(Element and region data)
--*--

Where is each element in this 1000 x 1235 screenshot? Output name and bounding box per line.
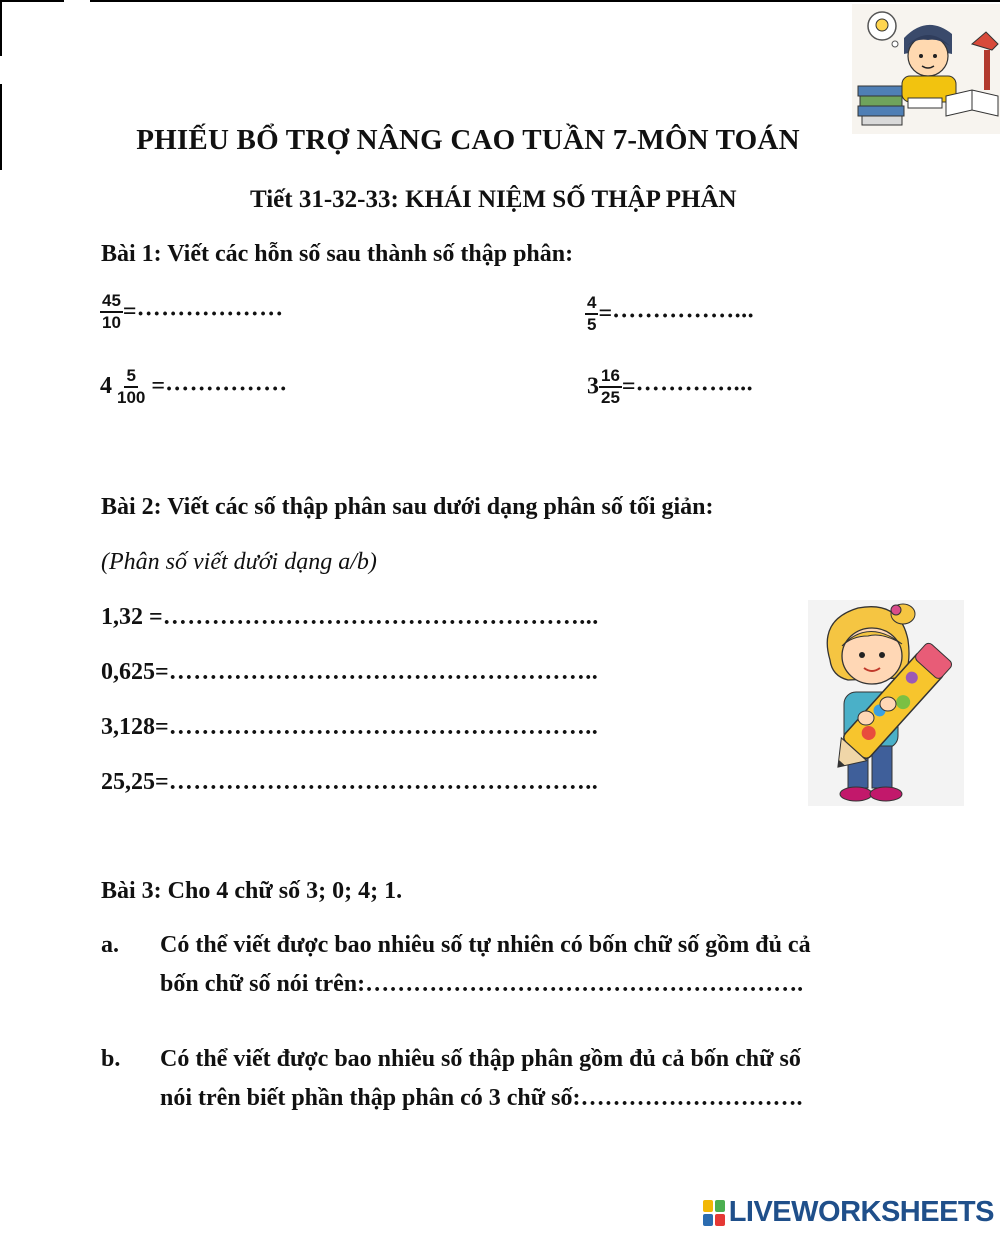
logo-text: LIVEWORKSHEETS [728,1196,994,1228]
answer-blank[interactable]: bốn chữ số nói trên:………………………………………………. [160,971,804,997]
exercise-3-heading: Bài 3: Cho 4 chữ số 3; 0; 4; 1. [101,878,403,904]
answer-blank[interactable]: ……………………………………………... [162,604,599,630]
exercise-1-item: $\frac{4}{5}$ =……………... [587,293,755,334]
exercise-2-item: 1,32 =……………………………………………... [101,604,599,630]
item-b-label: b. [101,1046,121,1072]
fraction: $\frac{45}{10}$ [102,291,121,332]
exercise-1-item: $\frac{45}{10}$ =……………… [102,291,284,332]
answer-blank[interactable]: …………… [165,370,288,397]
exercise-1-item: 3 $\frac{16}{25}$ =…………... [587,366,754,407]
fraction: $\frac{16}{25}$ [601,366,620,407]
fraction: $\frac{4}{5}$ [587,293,597,334]
fraction: $\frac{5}{100}$ [117,366,146,407]
answer-blank[interactable]: …………………………………………….. [168,714,599,740]
exercise-2-note: (Phân số viết dưới dạng a/b) [101,549,377,575]
exercise-2-item: 0,625=…………………………………………….. [101,659,599,685]
logo-icon [703,1200,725,1226]
answer-blank[interactable]: ……………... [612,297,755,324]
item-a-label: a. [101,932,119,958]
exercise-2-heading: Bài 2: Viết các số thập phân sau dưới dạng phân số tối giản: [101,494,714,520]
worksheet-subtitle: Tiết 31-32-33: KHÁI NIỆM SỐ THẬP PHÂN [250,186,737,213]
answer-blank[interactable]: …………………………………………….. [168,769,599,795]
worksheet-title: PHIẾU BỔ TRỢ NÂNG CAO TUẦN 7-MÔN TOÁN [136,124,800,156]
frame-line [0,0,2,56]
exercise-1-item: 4 $\frac{5}{100}$ =…………… [100,366,288,407]
girl-with-pencil-illustration [808,600,964,806]
item-a-text: Có thể viết được bao nhiêu số tự nhiên có bốn chữ số gồm đủ cả bốn chữ số nói trên:………………………………………………. [160,926,960,1004]
answer-blank[interactable]: …………………………………………….. [168,659,599,685]
exercise-2-item: 3,128=…………………………………………….. [101,714,599,740]
frame-line [90,0,1000,2]
boy-studying-illustration [852,4,1000,134]
answer-blank[interactable]: …………... [635,370,754,397]
exercise-1-heading: Bài 1: Viết các hỗn số sau thành số thập phân: [101,241,574,267]
item-b-text: Có thể viết được bao nhiêu số thập phân gồm đủ cả bốn chữ số nói trên biết phần thập phân có 3 chữ số:………………………. [160,1040,960,1118]
answer-blank[interactable]: ……………… [136,295,284,322]
frame-line [0,0,64,2]
answer-blank[interactable]: nói trên biết phần thập phân có 3 chữ số:………………………. [160,1085,803,1111]
liveworksheets-logo[interactable] [703,1196,994,1229]
exercise-2-item: 25,25=…………………………………………….. [101,769,599,795]
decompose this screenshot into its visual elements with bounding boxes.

--*--

Written request:
Rewrite the rows from the line with "logo-text: LIVEWORKSHEETS [728,1196,994,1228]" to the line with "item-b-text: Có thể", putting "answer-field" wherever "answer-blank" appears and leaving everything else unchanged.

Written solution:
logo-text: LIVEWORKSHEETS [728,1196,994,1228]
answer-field[interactable]: bốn chữ số nói trên:………………………………………………. [160,971,804,997]
exercise-3-heading: Bài 3: Cho 4 chữ số 3; 0; 4; 1. [101,878,403,904]
answer-field[interactable]: ……………………………………………... [162,604,599,630]
exercise-1-item: $\frac{4}{5}$ =……………... [587,293,755,334]
exercise-2-item: 1,32 =……………………………………………... [101,604,599,630]
item-b-label: b. [101,1046,121,1072]
fraction: $\frac{45}{10}$ [102,291,121,332]
exercise-1-item: $\frac{45}{10}$ =……………… [102,291,284,332]
answer-field[interactable]: …………… [165,370,288,397]
exercise-1-item: 3 $\frac{16}{25}$ =…………... [587,366,754,407]
fraction: $\frac{16}{25}$ [601,366,620,407]
fraction: $\frac{4}{5}$ [587,293,597,334]
fraction: $\frac{5}{100}$ [117,366,146,407]
answer-field[interactable]: …………………………………………….. [168,714,599,740]
exercise-2-note: (Phân số viết dưới dạng a/b) [101,549,377,575]
exercise-2-item: 0,625=…………………………………………….. [101,659,599,685]
logo-icon [703,1200,725,1226]
answer-field[interactable]: ……………... [612,297,755,324]
item-a-label: a. [101,932,119,958]
exercise-2-heading: Bài 2: Viết các số thập phân sau dưới dạng phân số tối giản: [101,494,714,520]
worksheet-subtitle: Tiết 31-32-33: KHÁI NIỆM SỐ THẬP PHÂN [250,186,737,213]
answer-field[interactable]: …………………………………………….. [168,769,599,795]
worksheet-title: PHIẾU BỔ TRỢ NÂNG CAO TUẦN 7-MÔN TOÁN [136,124,800,156]
frame-line [0,0,2,56]
exercise-1-item: 4 $\frac{5}{100}$ =…………… [100,366,288,407]
girl-with-pencil-illustration [808,600,964,806]
item-a-text: Có thể viết được bao nhiêu số tự nhiên có bốn chữ số gồm đủ cả bốn chữ số nói trên:………………………………………………. [160,926,960,1004]
answer-field[interactable]: …………………………………………….. [168,659,599,685]
exercise-2-item: 3,128=…………………………………………….. [101,714,599,740]
frame-line [90,0,1000,2]
boy-studying-illustration [852,4,1000,134]
answer-field[interactable]: …………... [635,370,754,397]
exercise-1-heading: Bài 1: Viết các hỗn số sau thành số thập phân: [101,241,574,267]
item-b-text: Có thể viết được bao nhiêu số thập phân gồm đủ cả bốn chữ số nói trên biết phần thập phân có 3 chữ số:………………………. [160,1040,960,1118]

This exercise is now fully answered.